== Request ==
Update the records starting at the beginning and ending at the line containing "legend-item: Station 6 [53,529,157,551]" by changing every "data-point" to "point-marker". Keep everything else in those lines the same, and return only those lines.

== Records provided ==
-=-=-=-=-

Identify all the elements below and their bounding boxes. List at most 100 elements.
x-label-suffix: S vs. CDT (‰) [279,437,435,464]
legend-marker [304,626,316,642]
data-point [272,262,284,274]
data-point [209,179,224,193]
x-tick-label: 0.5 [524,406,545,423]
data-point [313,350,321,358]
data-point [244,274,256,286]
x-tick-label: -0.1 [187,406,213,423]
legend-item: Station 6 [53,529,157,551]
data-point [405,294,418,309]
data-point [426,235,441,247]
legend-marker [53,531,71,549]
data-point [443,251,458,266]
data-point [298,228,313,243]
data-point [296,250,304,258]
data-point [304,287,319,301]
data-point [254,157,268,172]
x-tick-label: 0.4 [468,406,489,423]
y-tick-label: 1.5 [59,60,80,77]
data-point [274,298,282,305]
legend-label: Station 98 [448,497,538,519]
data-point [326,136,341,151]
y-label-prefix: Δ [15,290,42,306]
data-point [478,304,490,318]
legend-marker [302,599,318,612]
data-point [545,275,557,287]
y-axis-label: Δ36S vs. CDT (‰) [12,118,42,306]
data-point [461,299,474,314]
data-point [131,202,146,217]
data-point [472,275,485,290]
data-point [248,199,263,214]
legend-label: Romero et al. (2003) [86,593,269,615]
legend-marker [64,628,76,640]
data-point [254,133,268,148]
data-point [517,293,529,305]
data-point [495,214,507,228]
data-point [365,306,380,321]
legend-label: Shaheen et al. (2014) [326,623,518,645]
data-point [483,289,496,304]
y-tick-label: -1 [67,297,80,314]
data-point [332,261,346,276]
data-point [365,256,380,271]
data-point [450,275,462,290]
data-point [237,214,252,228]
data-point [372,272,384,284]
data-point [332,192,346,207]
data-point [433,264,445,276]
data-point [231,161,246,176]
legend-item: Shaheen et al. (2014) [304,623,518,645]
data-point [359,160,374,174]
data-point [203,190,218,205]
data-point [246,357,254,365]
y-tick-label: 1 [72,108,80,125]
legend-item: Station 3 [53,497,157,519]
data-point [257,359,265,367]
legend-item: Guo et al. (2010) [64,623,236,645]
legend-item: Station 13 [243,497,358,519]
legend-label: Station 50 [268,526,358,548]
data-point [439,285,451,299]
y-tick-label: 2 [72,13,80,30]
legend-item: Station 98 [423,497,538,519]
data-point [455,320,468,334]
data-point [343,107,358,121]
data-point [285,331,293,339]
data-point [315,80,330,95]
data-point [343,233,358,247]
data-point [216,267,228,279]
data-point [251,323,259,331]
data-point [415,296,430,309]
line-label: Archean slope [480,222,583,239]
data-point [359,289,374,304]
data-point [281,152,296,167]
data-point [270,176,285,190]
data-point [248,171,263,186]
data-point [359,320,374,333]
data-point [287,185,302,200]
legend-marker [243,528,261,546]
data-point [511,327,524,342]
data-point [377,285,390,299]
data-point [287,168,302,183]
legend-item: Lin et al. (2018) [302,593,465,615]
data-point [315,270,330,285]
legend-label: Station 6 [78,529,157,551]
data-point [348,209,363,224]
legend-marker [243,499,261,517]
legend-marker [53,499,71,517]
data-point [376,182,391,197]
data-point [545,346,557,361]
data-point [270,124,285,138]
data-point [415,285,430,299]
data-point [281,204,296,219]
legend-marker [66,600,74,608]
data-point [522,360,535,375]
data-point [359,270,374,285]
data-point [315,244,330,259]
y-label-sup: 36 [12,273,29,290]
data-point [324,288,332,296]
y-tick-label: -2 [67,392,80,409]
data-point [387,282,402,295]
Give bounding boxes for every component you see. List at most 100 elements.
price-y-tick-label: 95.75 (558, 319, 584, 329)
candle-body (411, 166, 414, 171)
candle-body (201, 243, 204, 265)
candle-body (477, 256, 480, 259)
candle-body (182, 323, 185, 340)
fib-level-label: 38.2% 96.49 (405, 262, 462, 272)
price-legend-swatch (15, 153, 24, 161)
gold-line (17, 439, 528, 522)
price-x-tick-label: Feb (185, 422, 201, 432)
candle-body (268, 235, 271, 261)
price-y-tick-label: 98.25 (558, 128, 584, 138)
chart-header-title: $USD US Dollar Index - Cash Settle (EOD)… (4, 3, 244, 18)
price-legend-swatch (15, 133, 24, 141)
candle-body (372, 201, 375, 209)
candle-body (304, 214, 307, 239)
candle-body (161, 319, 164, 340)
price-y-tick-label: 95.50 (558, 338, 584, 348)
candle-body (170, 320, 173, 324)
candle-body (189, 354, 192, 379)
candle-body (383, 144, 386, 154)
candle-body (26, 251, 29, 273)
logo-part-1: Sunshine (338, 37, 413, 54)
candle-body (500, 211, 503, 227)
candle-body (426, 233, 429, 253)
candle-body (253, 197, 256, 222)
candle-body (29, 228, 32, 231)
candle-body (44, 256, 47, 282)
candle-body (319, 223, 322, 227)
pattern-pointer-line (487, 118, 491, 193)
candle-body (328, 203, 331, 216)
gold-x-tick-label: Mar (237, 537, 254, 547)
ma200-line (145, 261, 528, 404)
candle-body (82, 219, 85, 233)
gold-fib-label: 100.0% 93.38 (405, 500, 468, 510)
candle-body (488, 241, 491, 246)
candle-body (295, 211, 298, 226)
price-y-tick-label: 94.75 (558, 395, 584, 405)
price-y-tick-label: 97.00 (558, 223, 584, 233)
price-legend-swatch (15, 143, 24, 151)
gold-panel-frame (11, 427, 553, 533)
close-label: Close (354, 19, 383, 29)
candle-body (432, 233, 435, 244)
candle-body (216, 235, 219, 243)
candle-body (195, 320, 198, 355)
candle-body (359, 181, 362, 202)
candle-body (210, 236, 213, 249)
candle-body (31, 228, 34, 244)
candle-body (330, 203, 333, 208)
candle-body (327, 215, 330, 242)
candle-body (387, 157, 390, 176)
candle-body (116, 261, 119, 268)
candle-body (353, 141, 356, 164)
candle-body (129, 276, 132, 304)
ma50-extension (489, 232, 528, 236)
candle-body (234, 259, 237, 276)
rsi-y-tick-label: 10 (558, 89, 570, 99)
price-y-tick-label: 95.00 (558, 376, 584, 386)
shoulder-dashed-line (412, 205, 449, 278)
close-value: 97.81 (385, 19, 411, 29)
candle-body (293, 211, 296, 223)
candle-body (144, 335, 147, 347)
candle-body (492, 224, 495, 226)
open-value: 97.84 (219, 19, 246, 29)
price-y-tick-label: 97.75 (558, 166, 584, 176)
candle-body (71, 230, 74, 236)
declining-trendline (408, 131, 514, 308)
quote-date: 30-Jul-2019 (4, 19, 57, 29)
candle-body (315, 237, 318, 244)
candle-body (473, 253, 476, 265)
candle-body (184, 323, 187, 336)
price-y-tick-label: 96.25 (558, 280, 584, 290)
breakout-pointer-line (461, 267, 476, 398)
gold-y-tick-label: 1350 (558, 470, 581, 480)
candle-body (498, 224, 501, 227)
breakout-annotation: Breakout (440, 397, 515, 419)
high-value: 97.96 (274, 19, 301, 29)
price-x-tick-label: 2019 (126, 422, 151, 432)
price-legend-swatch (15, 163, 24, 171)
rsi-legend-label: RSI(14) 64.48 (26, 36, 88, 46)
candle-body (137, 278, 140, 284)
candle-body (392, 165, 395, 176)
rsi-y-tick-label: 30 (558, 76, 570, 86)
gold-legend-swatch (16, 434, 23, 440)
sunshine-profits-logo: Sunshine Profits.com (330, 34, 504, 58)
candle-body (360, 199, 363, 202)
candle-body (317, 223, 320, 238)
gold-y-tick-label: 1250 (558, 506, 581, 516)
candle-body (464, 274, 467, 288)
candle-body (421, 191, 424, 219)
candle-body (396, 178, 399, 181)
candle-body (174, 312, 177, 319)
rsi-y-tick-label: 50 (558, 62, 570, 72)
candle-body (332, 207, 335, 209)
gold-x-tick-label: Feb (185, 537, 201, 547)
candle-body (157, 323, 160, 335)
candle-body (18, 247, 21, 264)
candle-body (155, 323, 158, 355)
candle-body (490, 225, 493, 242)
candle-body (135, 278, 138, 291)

-=-=-=-=-

== Response to the task ==
Identify all the elements below and their bounding boxes. List at most 100 elements.
x-label-suffix: S vs. CDT (‰) [279,437,435,464]
legend-marker [304,626,316,642]
point-marker [272,262,284,274]
point-marker [209,179,224,193]
x-tick-label: 0.5 [524,406,545,423]
point-marker [313,350,321,358]
point-marker [244,274,256,286]
x-tick-label: -0.1 [187,406,213,423]
legend-item: Station 6 [53,529,157,551]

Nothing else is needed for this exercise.